(Dataset entries on figures)
^^^^

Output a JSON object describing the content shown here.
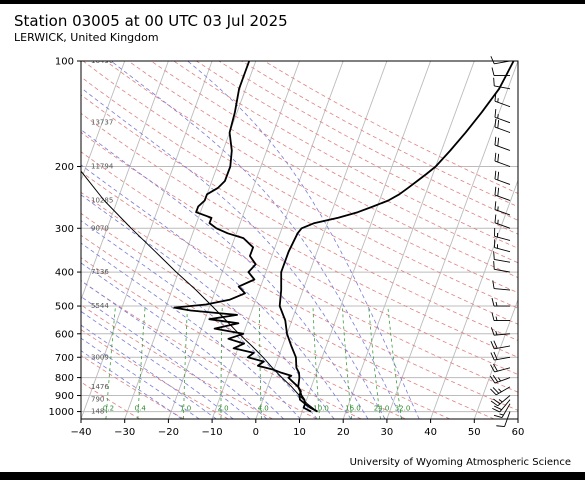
{
  "title": "Station 03005 at 00 UTC 03 Jul 2025",
  "subtitle": "LERWICK, United Kingdom",
  "footer": "University of Wyoming Atmospheric Science",
  "chart_data": {
    "type": "skew-t log-p",
    "title": "Station 03005 at 00 UTC 03 Jul 2025",
    "subtitle": "LERWICK, United Kingdom",
    "x_axis": {
      "label": "",
      "range": [
        -40,
        60
      ],
      "ticks": [
        -40,
        -30,
        -20,
        -10,
        0,
        10,
        20,
        30,
        40,
        50,
        60
      ]
    },
    "y_axis": {
      "label": "",
      "scale": "log",
      "range": [
        1050,
        100
      ],
      "ticks": [
        1000,
        900,
        800,
        700,
        600,
        500,
        400,
        300,
        200,
        100
      ]
    },
    "grid": true,
    "height_labels": [
      {
        "p": 100,
        "text": "16456"
      },
      {
        "p": 150,
        "text": "13737"
      },
      {
        "p": 200,
        "text": "11794"
      },
      {
        "p": 250,
        "text": "10285"
      },
      {
        "p": 300,
        "text": "9070"
      },
      {
        "p": 400,
        "text": "7136"
      },
      {
        "p": 500,
        "text": "5544"
      },
      {
        "p": 700,
        "text": "3009"
      },
      {
        "p": 850,
        "text": "1476"
      },
      {
        "p": 925,
        "text": "790"
      },
      {
        "p": 1000,
        "text": "148"
      }
    ],
    "mixing_ratio_labels": [
      "0.2",
      "0.4",
      "1.0",
      "2.0",
      "4.0",
      "10.0",
      "16.0",
      "24.0",
      "32.0"
    ],
    "mixing_ratio_values": [
      0.2,
      0.4,
      1,
      2,
      4,
      10,
      16,
      24,
      32
    ],
    "series": [
      {
        "name": "temperature",
        "color": "#000000",
        "points": [
          [
            1000,
            13.5
          ],
          [
            975,
            11.5
          ],
          [
            950,
            10.0
          ],
          [
            925,
            9.5
          ],
          [
            900,
            8.5
          ],
          [
            875,
            7.8
          ],
          [
            850,
            7.0
          ],
          [
            800,
            6.5
          ],
          [
            775,
            6.0
          ],
          [
            750,
            5.0
          ],
          [
            700,
            4.0
          ],
          [
            650,
            2.0
          ],
          [
            600,
            0.0
          ],
          [
            550,
            -1.5
          ],
          [
            500,
            -4.0
          ],
          [
            450,
            -5.0
          ],
          [
            400,
            -6.5
          ],
          [
            350,
            -6.5
          ],
          [
            310,
            -6.0
          ],
          [
            300,
            -5.5
          ],
          [
            290,
            -3.0
          ],
          [
            280,
            2.0
          ],
          [
            270,
            6.0
          ],
          [
            260,
            9.0
          ],
          [
            250,
            12.0
          ],
          [
            240,
            14.0
          ],
          [
            230,
            15.5
          ],
          [
            220,
            17.0
          ],
          [
            210,
            18.5
          ],
          [
            200,
            20.0
          ],
          [
            180,
            22.0
          ],
          [
            160,
            24.0
          ],
          [
            140,
            26.0
          ],
          [
            120,
            28.0
          ],
          [
            110,
            28.5
          ],
          [
            100,
            29.0
          ]
        ]
      },
      {
        "name": "dewpoint",
        "color": "#000000",
        "points": [
          [
            1000,
            12.0
          ],
          [
            975,
            10.0
          ],
          [
            950,
            10.0
          ],
          [
            925,
            8.5
          ],
          [
            900,
            8.0
          ],
          [
            875,
            8.0
          ],
          [
            850,
            7.0
          ],
          [
            825,
            5.5
          ],
          [
            800,
            4.0
          ],
          [
            790,
            4.5
          ],
          [
            775,
            2.0
          ],
          [
            760,
            0.0
          ],
          [
            740,
            -4.0
          ],
          [
            720,
            -3.0
          ],
          [
            700,
            -7.0
          ],
          [
            680,
            -6.0
          ],
          [
            660,
            -11.0
          ],
          [
            640,
            -9.0
          ],
          [
            620,
            -13.0
          ],
          [
            600,
            -10.0
          ],
          [
            580,
            -17.0
          ],
          [
            560,
            -12.0
          ],
          [
            545,
            -19.0
          ],
          [
            530,
            -13.0
          ],
          [
            515,
            -24.0
          ],
          [
            505,
            -28.0
          ],
          [
            495,
            -21.0
          ],
          [
            480,
            -16.0
          ],
          [
            460,
            -13.0
          ],
          [
            440,
            -15.0
          ],
          [
            420,
            -12.0
          ],
          [
            400,
            -14.0
          ],
          [
            380,
            -13.0
          ],
          [
            360,
            -15.0
          ],
          [
            340,
            -15.0
          ],
          [
            320,
            -18.0
          ],
          [
            310,
            -22.0
          ],
          [
            300,
            -25.0
          ],
          [
            290,
            -27.0
          ],
          [
            280,
            -27.0
          ],
          [
            270,
            -31.0
          ],
          [
            260,
            -31.0
          ],
          [
            250,
            -30.0
          ],
          [
            240,
            -30.0
          ],
          [
            230,
            -28.0
          ],
          [
            220,
            -27.0
          ],
          [
            200,
            -27.0
          ],
          [
            180,
            -28.0
          ],
          [
            160,
            -30.0
          ],
          [
            140,
            -30.5
          ],
          [
            120,
            -31.5
          ],
          [
            110,
            -31.5
          ],
          [
            100,
            -31.5
          ]
        ]
      },
      {
        "name": "parcel",
        "color": "#000000",
        "points": [
          [
            1000,
            13.5
          ],
          [
            950,
            10.5
          ],
          [
            900,
            8.0
          ],
          [
            850,
            5.5
          ],
          [
            800,
            2.5
          ],
          [
            750,
            -0.5
          ],
          [
            700,
            -3.5
          ],
          [
            650,
            -7.0
          ],
          [
            600,
            -11.0
          ],
          [
            550,
            -15.0
          ],
          [
            500,
            -19.5
          ],
          [
            450,
            -24.5
          ],
          [
            400,
            -30.5
          ],
          [
            350,
            -37.0
          ],
          [
            300,
            -44.5
          ],
          [
            250,
            -53.0
          ],
          [
            200,
            -62.0
          ],
          [
            150,
            -72.0
          ],
          [
            100,
            -84.0
          ]
        ]
      }
    ],
    "wind_barbs": [
      {
        "p": 1000,
        "dir": 200,
        "spd": 10
      },
      {
        "p": 950,
        "dir": 210,
        "spd": 15
      },
      {
        "p": 925,
        "dir": 220,
        "spd": 20
      },
      {
        "p": 900,
        "dir": 230,
        "spd": 25
      },
      {
        "p": 850,
        "dir": 240,
        "spd": 25
      },
      {
        "p": 800,
        "dir": 250,
        "spd": 25
      },
      {
        "p": 750,
        "dir": 255,
        "spd": 20
      },
      {
        "p": 700,
        "dir": 260,
        "spd": 20
      },
      {
        "p": 650,
        "dir": 260,
        "spd": 20
      },
      {
        "p": 600,
        "dir": 265,
        "spd": 15
      },
      {
        "p": 550,
        "dir": 270,
        "spd": 15
      },
      {
        "p": 500,
        "dir": 270,
        "spd": 15
      },
      {
        "p": 450,
        "dir": 275,
        "spd": 10
      },
      {
        "p": 400,
        "dir": 280,
        "spd": 10
      },
      {
        "p": 375,
        "dir": 280,
        "spd": 10
      },
      {
        "p": 350,
        "dir": 285,
        "spd": 15
      },
      {
        "p": 325,
        "dir": 285,
        "spd": 15
      },
      {
        "p": 300,
        "dir": 290,
        "spd": 15
      },
      {
        "p": 275,
        "dir": 290,
        "spd": 15
      },
      {
        "p": 250,
        "dir": 290,
        "spd": 20
      },
      {
        "p": 225,
        "dir": 290,
        "spd": 20
      },
      {
        "p": 200,
        "dir": 290,
        "spd": 20
      },
      {
        "p": 180,
        "dir": 290,
        "spd": 20
      },
      {
        "p": 160,
        "dir": 290,
        "spd": 20
      },
      {
        "p": 150,
        "dir": 290,
        "spd": 15
      },
      {
        "p": 135,
        "dir": 290,
        "spd": 15
      },
      {
        "p": 120,
        "dir": 280,
        "spd": 10
      },
      {
        "p": 110,
        "dir": 270,
        "spd": 10
      },
      {
        "p": 100,
        "dir": 260,
        "spd": 10
      }
    ],
    "colors": {
      "isotherm": "#bcbcbc",
      "isobar": "#bcbcbc",
      "dry_adiabat": "#e08080",
      "moist_adiabat": "#7b7bd6",
      "mixing_ratio": "#3d9b3d",
      "sounding": "#000000"
    }
  }
}
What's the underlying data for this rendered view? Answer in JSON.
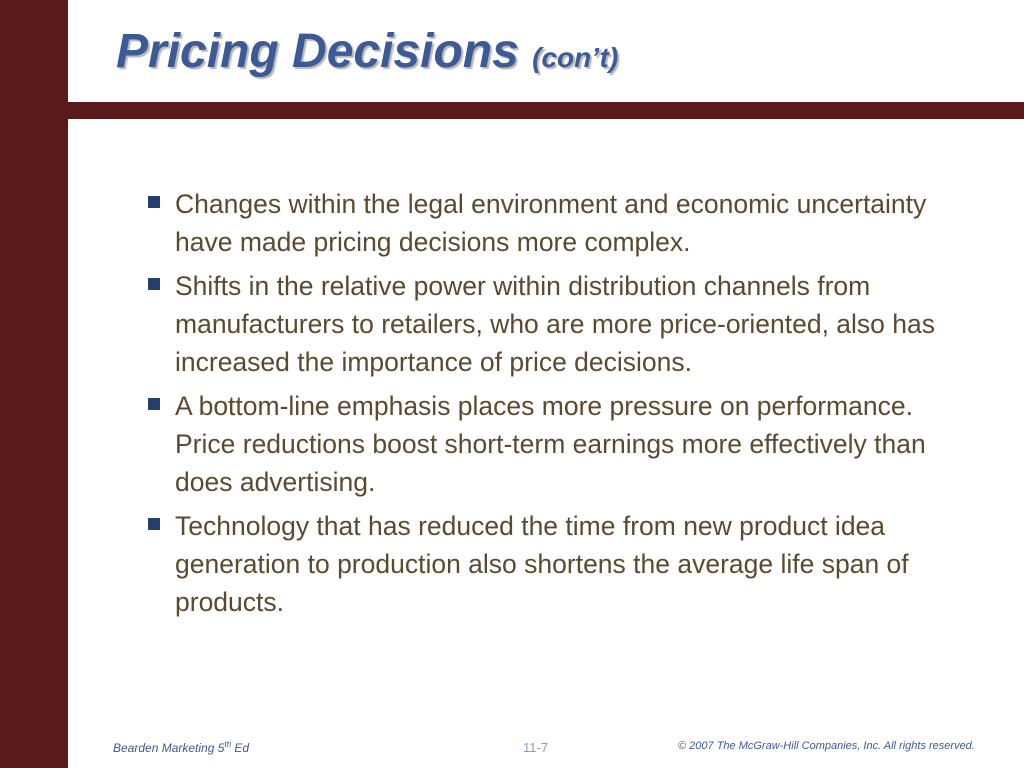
{
  "slide": {
    "title_main": "Pricing Decisions",
    "title_sub": "(con’t)",
    "bullets": [
      "Changes within the legal environment and economic uncertainty have made pricing decisions more complex.",
      "Shifts in the relative power within distribution channels from manufacturers to retailers, who are more price-oriented, also has increased the importance of price decisions.",
      "A bottom-line emphasis places more pressure on performance. Price reductions boost short-term earnings more effectively than does advertising.",
      "Technology that has reduced the time from new product idea generation to production also shortens the average life span of products."
    ]
  },
  "footer": {
    "left_text": "Bearden Marketing 5",
    "left_sup": "th",
    "left_suffix": " Ed",
    "page_number": "11-7",
    "copyright": "© 2007  The McGraw-Hill Companies, Inc.  All rights reserved."
  },
  "colors": {
    "accent_bar": "#5a1a1c",
    "title": "#3c5a95",
    "body_text": "#5b4a2e",
    "bullet_marker": "#243f6e"
  }
}
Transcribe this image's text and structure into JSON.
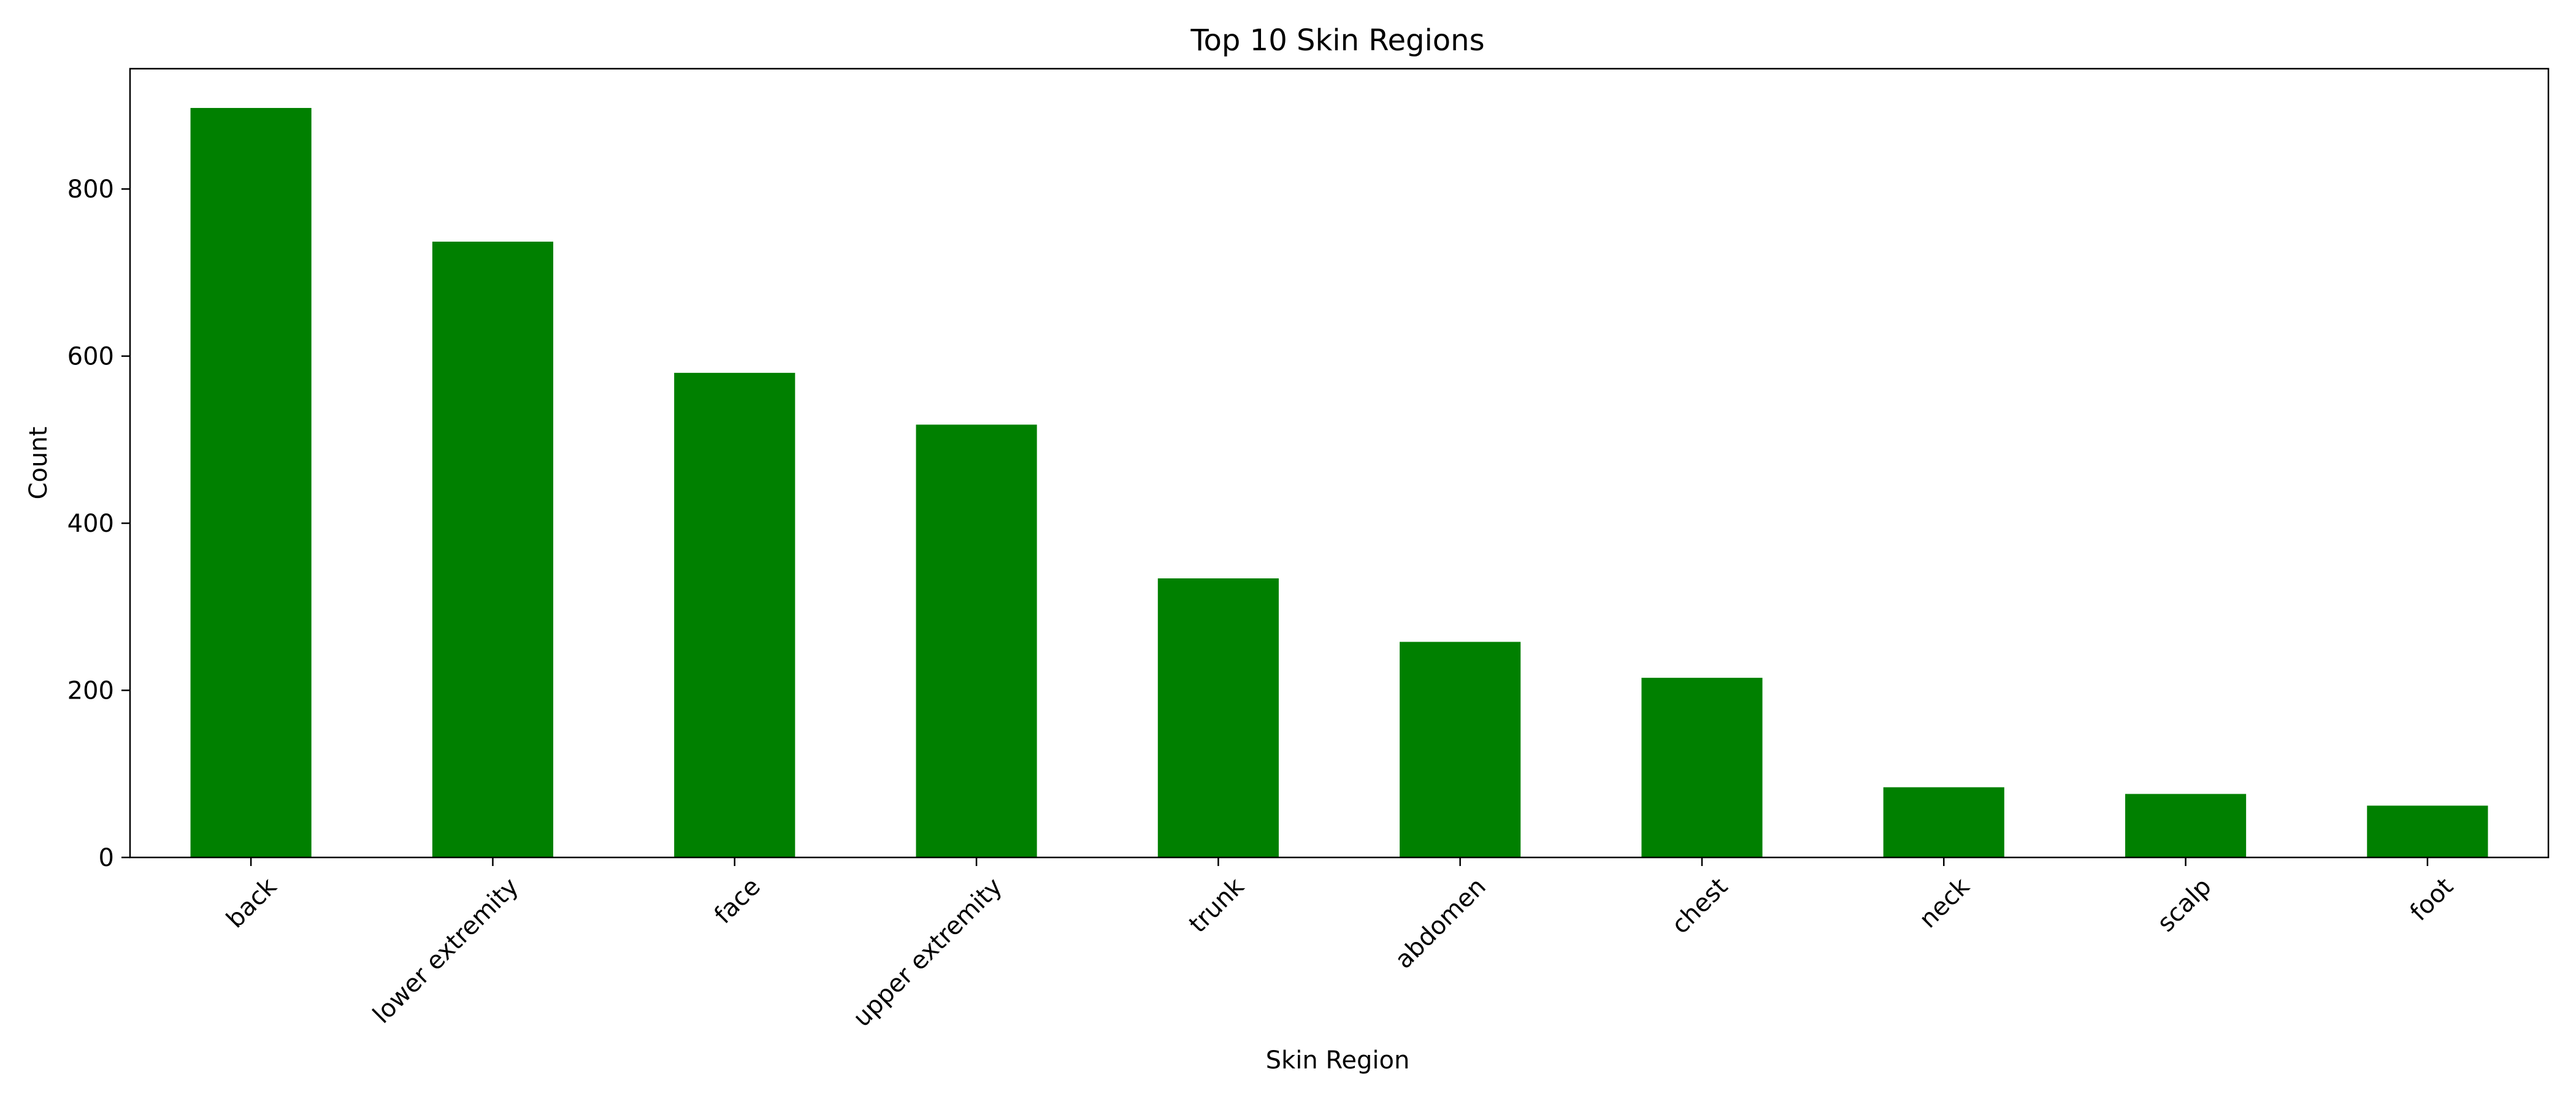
{
  "chart_data": {
    "type": "bar",
    "title": "Top 10 Skin Regions",
    "xlabel": "Skin Region",
    "ylabel": "Count",
    "categories": [
      "back",
      "lower extremity",
      "face",
      "upper extremity",
      "trunk",
      "abdomen",
      "chest",
      "neck",
      "scalp",
      "foot"
    ],
    "values": [
      897,
      737,
      580,
      518,
      334,
      258,
      215,
      84,
      76,
      62
    ],
    "ylim": [
      0,
      944
    ],
    "yticks": [
      0,
      200,
      400,
      600,
      800
    ],
    "bar_color": "#008000",
    "grid": false,
    "legend": false
  }
}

^^^^

■ **PROBLEM DETAILS**
Scan the records above for the string "Station", then report every line that contains it.

■ **TASK ANSWER**
  "title": "Station 03005 at 00 UTC 03 Jul 2025",
    "title": "Station 03005 at 00 UTC 03 Jul 2025",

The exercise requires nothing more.